Look below. Copy each line that has "critical" in it.

start Data shown

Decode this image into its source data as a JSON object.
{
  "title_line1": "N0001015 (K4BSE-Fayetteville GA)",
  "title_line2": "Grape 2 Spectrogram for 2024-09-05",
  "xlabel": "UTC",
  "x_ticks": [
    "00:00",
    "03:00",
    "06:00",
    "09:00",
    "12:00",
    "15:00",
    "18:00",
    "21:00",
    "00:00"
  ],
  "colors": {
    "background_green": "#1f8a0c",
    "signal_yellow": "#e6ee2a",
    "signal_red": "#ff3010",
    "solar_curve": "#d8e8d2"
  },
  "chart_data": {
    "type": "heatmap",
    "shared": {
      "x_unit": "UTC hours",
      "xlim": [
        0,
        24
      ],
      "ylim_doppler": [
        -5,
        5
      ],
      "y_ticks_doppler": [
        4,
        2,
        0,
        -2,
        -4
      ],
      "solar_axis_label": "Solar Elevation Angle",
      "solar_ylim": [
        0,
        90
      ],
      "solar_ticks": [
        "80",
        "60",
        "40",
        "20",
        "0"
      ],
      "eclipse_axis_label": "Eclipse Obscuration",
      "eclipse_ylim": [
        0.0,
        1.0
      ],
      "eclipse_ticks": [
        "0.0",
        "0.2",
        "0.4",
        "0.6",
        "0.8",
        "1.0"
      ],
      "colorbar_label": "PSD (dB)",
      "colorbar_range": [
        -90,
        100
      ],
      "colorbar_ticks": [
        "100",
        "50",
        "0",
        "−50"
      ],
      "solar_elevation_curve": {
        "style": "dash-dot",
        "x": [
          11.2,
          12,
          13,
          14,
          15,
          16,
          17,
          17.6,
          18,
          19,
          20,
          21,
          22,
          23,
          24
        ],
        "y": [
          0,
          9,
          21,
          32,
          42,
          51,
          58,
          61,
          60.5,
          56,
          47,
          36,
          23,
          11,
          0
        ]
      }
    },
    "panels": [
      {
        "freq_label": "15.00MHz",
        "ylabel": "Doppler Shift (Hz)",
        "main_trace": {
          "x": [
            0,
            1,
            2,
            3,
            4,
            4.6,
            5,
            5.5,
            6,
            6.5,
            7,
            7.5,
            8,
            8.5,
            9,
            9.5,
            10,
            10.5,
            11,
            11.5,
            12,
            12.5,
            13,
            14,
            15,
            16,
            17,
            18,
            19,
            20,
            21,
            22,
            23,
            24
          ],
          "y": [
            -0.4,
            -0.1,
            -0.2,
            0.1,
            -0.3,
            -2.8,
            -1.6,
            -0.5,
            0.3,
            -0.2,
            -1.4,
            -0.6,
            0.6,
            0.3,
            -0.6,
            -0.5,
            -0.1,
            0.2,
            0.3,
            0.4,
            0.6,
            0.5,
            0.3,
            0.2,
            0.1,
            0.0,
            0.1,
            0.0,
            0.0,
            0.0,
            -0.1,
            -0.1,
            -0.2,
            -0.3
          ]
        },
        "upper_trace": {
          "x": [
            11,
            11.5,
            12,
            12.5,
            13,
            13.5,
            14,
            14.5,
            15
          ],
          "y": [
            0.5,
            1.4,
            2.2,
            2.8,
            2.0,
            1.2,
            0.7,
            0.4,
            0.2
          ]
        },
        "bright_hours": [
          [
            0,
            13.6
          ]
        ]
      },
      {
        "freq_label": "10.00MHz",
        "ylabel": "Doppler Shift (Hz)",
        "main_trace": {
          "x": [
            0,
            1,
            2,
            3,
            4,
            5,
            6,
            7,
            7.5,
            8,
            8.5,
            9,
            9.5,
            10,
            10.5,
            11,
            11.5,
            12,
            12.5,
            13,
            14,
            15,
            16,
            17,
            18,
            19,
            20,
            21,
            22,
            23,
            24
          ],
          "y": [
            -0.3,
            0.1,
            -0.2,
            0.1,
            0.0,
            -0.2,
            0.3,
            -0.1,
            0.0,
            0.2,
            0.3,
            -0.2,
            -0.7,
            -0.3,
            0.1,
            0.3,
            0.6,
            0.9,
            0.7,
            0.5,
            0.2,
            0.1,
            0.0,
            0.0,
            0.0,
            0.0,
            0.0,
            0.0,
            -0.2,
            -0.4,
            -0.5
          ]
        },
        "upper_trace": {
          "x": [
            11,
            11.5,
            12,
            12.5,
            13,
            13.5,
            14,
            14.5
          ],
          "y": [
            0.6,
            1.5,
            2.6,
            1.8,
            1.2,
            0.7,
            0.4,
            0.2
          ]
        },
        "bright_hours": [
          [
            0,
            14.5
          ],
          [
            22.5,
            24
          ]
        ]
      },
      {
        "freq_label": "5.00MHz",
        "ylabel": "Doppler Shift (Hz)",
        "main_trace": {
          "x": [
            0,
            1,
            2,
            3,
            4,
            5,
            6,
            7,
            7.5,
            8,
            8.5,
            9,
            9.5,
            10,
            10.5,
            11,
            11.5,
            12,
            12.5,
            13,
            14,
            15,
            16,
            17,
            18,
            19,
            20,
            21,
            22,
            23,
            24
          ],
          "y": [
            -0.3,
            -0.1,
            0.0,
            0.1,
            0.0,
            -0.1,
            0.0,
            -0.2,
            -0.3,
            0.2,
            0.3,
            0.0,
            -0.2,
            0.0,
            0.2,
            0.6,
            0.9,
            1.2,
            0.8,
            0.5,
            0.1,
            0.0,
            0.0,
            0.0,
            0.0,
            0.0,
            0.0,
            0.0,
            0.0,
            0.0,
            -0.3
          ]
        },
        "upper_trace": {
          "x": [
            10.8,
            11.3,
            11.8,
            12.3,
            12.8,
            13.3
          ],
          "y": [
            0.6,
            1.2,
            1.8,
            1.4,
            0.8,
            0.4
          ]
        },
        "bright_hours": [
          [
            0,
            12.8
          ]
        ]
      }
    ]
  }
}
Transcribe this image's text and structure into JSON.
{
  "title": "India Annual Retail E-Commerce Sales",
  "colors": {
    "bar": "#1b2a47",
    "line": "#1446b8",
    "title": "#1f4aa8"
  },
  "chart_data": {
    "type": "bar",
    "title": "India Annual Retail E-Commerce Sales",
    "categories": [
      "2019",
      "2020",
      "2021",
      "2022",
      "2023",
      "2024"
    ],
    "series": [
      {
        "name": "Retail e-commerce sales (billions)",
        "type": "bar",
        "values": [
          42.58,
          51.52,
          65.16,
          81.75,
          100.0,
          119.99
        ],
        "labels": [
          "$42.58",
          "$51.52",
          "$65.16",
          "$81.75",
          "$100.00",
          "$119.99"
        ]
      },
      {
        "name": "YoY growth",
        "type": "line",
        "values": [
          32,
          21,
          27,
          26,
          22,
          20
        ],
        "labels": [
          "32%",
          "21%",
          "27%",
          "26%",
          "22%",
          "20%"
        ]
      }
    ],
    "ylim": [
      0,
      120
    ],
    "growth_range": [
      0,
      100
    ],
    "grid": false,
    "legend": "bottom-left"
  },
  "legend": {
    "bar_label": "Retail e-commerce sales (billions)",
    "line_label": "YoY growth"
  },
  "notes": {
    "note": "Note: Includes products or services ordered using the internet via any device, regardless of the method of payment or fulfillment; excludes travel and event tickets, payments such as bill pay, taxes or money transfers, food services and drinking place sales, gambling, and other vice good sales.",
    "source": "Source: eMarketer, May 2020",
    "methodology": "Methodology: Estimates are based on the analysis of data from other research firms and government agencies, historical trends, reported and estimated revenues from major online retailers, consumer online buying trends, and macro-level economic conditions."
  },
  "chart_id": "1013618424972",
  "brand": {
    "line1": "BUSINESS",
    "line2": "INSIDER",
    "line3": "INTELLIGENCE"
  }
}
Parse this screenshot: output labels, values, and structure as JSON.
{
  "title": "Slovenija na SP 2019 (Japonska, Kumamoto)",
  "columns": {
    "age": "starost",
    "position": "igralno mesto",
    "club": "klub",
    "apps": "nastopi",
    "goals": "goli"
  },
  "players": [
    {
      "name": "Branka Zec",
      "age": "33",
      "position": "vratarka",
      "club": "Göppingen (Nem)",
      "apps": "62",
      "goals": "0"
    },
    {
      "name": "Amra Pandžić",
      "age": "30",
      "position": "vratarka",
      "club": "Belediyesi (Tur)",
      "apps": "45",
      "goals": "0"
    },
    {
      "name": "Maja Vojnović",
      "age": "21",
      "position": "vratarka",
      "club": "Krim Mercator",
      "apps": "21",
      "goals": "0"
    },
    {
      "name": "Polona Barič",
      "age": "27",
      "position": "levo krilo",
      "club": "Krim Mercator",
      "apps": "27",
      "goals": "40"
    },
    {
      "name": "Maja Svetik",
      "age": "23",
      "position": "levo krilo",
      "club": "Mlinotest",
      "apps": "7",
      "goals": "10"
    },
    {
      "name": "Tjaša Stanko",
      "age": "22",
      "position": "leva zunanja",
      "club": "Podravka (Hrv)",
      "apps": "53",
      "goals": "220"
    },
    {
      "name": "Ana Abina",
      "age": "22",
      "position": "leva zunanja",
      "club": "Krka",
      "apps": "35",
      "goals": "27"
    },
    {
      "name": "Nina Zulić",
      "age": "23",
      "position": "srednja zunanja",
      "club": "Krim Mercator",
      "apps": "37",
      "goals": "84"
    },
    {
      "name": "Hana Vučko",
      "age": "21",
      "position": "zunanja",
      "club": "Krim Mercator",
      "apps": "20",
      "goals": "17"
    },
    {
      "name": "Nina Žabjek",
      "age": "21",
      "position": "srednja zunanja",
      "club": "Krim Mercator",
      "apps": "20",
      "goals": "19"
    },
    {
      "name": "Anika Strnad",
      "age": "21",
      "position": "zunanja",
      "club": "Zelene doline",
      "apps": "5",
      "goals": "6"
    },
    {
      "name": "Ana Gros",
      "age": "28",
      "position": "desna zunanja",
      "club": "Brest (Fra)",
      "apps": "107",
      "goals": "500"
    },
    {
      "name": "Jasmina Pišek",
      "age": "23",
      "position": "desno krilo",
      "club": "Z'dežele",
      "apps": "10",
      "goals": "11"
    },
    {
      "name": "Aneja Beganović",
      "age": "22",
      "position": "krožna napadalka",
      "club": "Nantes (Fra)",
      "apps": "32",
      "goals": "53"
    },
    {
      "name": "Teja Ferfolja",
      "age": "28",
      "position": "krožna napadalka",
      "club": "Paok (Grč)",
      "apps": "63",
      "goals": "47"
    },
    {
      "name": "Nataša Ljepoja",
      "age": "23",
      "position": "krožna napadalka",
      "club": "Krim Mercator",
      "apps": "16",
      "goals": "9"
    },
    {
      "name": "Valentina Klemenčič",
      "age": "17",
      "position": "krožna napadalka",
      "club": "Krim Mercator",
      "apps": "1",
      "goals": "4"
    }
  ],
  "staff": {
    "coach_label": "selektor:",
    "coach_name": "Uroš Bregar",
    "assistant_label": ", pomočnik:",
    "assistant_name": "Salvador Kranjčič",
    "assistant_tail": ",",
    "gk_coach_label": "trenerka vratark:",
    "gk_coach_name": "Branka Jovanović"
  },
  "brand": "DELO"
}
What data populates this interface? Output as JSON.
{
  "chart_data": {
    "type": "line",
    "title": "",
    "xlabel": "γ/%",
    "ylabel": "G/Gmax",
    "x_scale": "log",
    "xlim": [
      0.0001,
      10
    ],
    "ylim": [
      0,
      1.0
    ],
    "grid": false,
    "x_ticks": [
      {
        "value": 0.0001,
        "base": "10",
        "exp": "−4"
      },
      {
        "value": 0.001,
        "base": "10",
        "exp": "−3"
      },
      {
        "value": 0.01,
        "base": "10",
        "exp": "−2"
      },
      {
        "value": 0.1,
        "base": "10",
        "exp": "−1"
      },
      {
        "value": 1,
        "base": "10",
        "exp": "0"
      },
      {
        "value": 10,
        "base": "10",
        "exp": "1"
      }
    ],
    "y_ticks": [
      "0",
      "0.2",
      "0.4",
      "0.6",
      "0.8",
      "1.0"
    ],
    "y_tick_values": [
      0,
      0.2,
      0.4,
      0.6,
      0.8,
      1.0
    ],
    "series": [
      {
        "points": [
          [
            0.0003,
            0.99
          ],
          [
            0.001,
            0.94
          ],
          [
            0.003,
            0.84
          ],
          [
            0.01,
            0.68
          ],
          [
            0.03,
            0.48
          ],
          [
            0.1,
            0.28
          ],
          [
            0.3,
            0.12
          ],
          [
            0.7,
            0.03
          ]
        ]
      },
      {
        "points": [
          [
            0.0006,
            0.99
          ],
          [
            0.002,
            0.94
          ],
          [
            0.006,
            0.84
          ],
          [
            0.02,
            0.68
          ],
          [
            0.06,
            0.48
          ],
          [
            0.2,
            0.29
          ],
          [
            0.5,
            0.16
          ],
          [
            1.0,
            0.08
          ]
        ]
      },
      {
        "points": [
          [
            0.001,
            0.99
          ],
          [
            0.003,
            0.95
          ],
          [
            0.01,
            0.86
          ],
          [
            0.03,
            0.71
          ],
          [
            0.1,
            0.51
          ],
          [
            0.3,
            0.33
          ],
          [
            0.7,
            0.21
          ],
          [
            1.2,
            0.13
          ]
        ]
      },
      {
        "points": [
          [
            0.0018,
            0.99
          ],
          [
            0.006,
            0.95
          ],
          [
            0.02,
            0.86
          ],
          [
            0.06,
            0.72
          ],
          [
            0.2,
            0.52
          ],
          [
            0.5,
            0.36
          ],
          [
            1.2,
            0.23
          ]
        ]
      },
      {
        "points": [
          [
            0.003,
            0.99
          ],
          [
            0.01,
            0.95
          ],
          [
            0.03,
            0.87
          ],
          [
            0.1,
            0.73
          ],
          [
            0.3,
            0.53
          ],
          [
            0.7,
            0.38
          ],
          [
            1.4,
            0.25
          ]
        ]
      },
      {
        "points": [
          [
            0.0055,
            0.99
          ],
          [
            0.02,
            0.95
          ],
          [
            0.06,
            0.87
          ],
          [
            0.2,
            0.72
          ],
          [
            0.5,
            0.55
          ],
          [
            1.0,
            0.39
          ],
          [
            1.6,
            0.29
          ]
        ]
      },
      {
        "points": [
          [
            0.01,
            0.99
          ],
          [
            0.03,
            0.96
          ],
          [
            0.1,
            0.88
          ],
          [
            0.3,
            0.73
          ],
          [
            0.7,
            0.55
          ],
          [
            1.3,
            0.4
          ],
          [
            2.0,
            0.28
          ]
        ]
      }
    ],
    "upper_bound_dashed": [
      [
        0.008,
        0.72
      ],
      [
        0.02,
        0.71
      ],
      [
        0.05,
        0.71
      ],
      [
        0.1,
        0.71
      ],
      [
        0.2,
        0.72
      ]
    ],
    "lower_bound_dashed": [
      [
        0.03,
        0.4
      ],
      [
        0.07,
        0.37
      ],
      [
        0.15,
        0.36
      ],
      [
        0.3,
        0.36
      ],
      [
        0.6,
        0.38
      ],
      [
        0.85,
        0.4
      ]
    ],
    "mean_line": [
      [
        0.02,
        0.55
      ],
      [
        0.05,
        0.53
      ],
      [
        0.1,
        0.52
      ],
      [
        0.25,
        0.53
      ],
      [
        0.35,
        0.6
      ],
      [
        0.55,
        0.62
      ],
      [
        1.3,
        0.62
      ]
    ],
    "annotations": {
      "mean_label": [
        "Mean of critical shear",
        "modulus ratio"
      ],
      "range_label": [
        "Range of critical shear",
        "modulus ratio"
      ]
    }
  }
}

end Data shown

- [Exercise response]
        "Mean of critical shear",
        "Range of critical shear",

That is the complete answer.